● Exercise
Copy out each line that has "label" in it.

[Data records]
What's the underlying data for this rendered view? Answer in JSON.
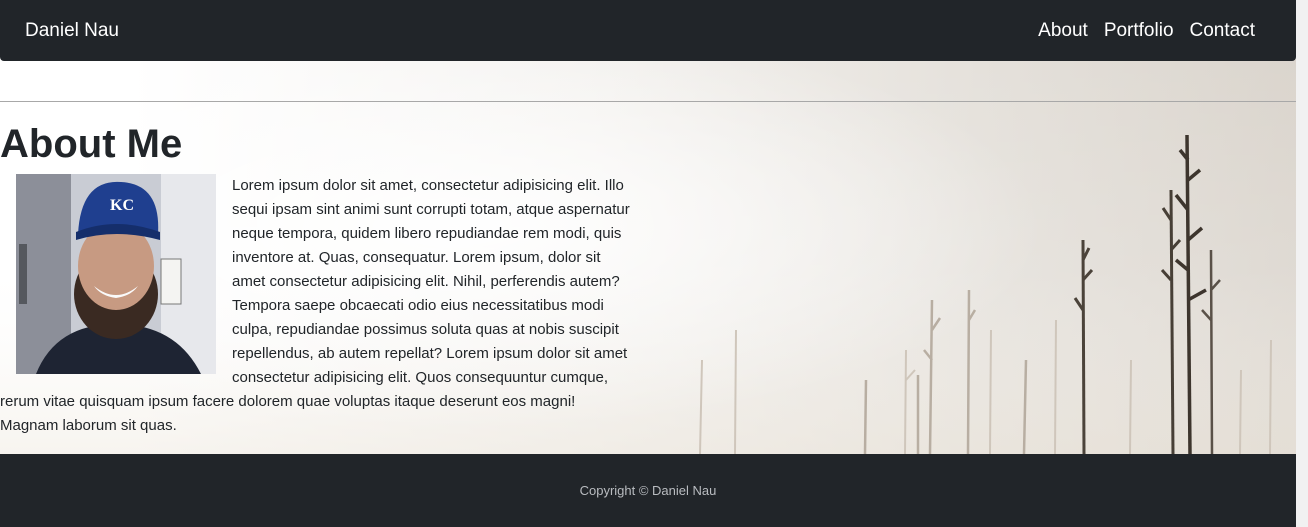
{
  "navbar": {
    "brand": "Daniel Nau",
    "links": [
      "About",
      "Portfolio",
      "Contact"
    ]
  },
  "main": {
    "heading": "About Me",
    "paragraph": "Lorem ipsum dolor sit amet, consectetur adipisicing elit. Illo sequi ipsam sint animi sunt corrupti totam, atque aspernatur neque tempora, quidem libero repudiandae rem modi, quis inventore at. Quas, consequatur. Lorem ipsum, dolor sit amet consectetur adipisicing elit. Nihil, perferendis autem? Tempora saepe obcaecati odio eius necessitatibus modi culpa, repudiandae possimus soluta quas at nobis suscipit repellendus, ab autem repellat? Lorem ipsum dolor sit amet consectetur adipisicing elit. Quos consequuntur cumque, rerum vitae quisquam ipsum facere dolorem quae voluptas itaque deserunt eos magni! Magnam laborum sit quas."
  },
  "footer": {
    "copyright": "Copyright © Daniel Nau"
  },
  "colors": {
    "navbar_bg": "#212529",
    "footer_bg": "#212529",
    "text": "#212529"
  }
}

...

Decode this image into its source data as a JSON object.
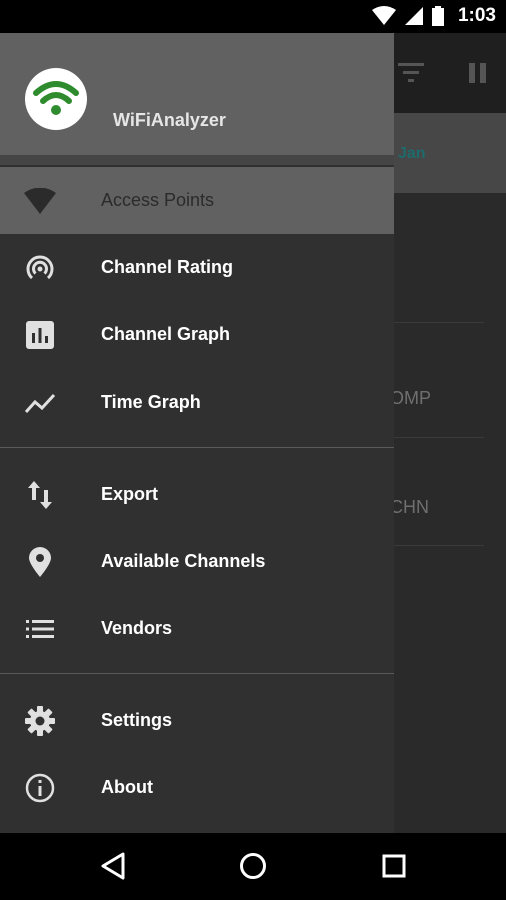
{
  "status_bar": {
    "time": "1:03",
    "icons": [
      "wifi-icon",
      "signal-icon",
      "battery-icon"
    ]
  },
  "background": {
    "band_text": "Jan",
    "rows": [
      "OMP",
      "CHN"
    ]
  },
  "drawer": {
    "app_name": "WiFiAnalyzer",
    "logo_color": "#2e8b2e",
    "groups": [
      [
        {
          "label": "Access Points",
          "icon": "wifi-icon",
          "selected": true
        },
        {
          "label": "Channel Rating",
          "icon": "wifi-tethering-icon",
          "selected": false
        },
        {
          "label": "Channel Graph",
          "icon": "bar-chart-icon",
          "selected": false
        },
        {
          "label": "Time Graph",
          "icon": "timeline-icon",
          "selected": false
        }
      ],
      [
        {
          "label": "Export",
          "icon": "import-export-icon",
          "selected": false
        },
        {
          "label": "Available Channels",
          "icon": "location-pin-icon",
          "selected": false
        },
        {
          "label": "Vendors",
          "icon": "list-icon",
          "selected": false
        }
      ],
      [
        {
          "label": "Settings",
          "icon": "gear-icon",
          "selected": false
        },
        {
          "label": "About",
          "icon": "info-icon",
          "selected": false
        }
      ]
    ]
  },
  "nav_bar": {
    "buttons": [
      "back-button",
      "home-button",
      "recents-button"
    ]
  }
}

● Solution to this problem
          "label": "Access Points",
          "label": "Channel Rating",
          "label": "Channel Graph",
          "label": "Time Graph",
          "label": "Export",
          "label": "Available Channels",
          "label": "Vendors",
          "label": "Settings",
          "label": "About",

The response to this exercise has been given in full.